# [Short problem]
Each entry has to be copied exactly, with nothing missed.

# [Records for this task]
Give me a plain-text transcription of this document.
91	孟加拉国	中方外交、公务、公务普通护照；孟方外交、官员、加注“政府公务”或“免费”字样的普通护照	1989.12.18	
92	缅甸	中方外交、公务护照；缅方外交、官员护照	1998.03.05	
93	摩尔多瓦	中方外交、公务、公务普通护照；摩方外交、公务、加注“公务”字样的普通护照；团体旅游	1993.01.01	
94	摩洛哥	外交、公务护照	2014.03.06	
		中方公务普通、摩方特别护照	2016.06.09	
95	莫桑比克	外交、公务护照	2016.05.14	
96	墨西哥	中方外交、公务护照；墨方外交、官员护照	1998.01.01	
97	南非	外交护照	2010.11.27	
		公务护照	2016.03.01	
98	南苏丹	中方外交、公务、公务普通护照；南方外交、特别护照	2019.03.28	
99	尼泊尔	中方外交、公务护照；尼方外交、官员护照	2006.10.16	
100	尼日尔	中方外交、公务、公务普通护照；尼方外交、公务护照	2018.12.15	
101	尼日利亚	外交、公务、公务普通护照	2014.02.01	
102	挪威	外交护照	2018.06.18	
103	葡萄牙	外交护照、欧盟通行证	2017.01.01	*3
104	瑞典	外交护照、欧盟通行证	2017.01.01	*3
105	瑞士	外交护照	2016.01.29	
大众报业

# [Expected answer]
Give me a plain-text transcription of this document.
91	孟加拉国	中方外交、公务、公务普通护照；孟方外交、官员、加注“政府公务”或“免费”字样的普通护照	1989.12.18	
92	缅甸	中方外交、公务护照；缅方外交、官员护照	1998.03.05	
93	摩尔多瓦	中方外交、公务、公务普通护照；摩方外交、公务、加注“公务”字样的普通护照；团体旅游	1993.01.01	
94	摩洛哥	外交、公务护照	2014.03.06	
		中方公务普通、摩方特别护照	2016.06.09	
95	莫桑比克	外交、公务护照	2016.05.14	
96	墨西哥	中方外交、公务护照；墨方外交、官员护照	1998.01.01	
97	南非	外交护照	2010.11.27	
		公务护照	2016.03.01	
98	南苏丹	中方外交、公务、公务普通护照；南方外交、特别护照	2019.03.28	
99	尼泊尔	中方外交、公务护照；尼方外交、官员护照	2006.10.16	
100	尼日尔	中方外交、公务、公务普通护照；尼方外交、公务护照	2018.12.15	
101	尼日利亚	外交、公务、公务普通护照	2014.02.01	
102	挪威	外交护照	2018.06.18	
103	葡萄牙	外交护照、欧盟通行证	2017.01.01	*3
104	瑞典	外交护照、欧盟通行证	2017.01.01	*3
105	瑞士	外交护照	2016.01.29	
大众报业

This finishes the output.